--- Begin ---

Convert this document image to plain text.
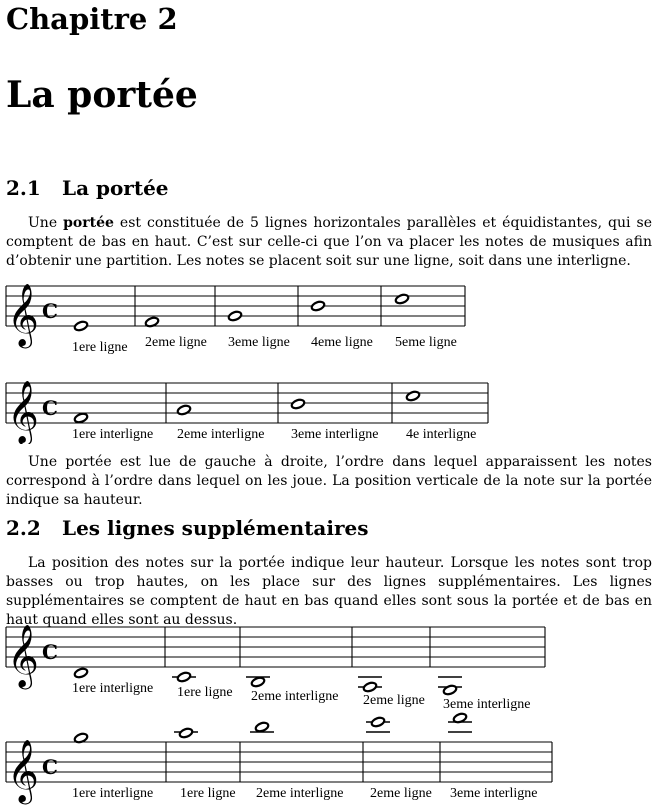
Chapitre 2
La portée
2.1 La portée
Une portée est constituée de 5 lignes horizontales parallèles et équidistantes, qui se comptent de bas en haut. C’est sur celle-ci que l’on va placer les notes de musiques afin d’obtenir une partition. Les notes se placent soit sur une ligne, soit dans une interligne.
𝄞 C
1ere ligne 2eme ligne 3eme ligne 4eme ligne 5eme ligne
𝄞 C
1ere interligne 2eme interligne 3eme interligne 4e interligne
Une portée est lue de gauche à droite, l’ordre dans lequel apparaissent les notes correspond à l’ordre dans lequel on les joue. La position verticale de la note sur la portée indique sa hauteur.
2.2 Les lignes supplémentaires
La position des notes sur la portée indique leur hauteur. Lorsque les notes sont trop basses ou trop hautes, on les place sur des lignes supplémentaires. Les lignes supplémentaires se comptent de haut en bas quand elles sont sous la portée et de bas en haut quand elles sont au dessus.
𝄞 C
1ere interligne 1ere ligne 2eme interligne 2eme ligne 3eme interligne
𝄞 C
1ere interligne 1ere ligne 2eme interligne 2eme ligne 3eme interligne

--- End ---

Goal:
In your copy, leave out the pictures and reproduce the material above exactly.

Exercise output:
Convert this document image to plain text.
Chapitre 2
La portée
2.1 La portée
Une portée est constituée de 5 lignes horizontales parallèles et équidistantes, qui se comptent de bas en haut. C’est sur celle-ci que l’on va placer les notes de musiques afin d’obtenir une partition. Les notes se placent soit sur une ligne, soit dans une interligne.
𝄞 C
1ere ligne 2eme ligne 3eme ligne 4eme ligne 5eme ligne
𝄞 C
1ere interligne 2eme interligne 3eme interligne 4e interligne
Une portée est lue de gauche à droite, l’ordre dans lequel apparaissent les notes correspond à l’ordre dans lequel on les joue. La position verticale de la note sur la portée indique sa hauteur.
2.2 Les lignes supplémentaires
La position des notes sur la portée indique leur hauteur. Lorsque les notes sont trop basses ou trop hautes, on les place sur des lignes supplémentaires. Les lignes supplémentaires se comptent de haut en bas quand elles sont sous la portée et de bas en haut quand elles sont au dessus.
𝄞 C
1ere interligne 1ere ligne 2eme interligne 2eme ligne 3eme interligne
𝄞 C
1ere interligne 1ere ligne 2eme interligne 2eme ligne 3eme interligne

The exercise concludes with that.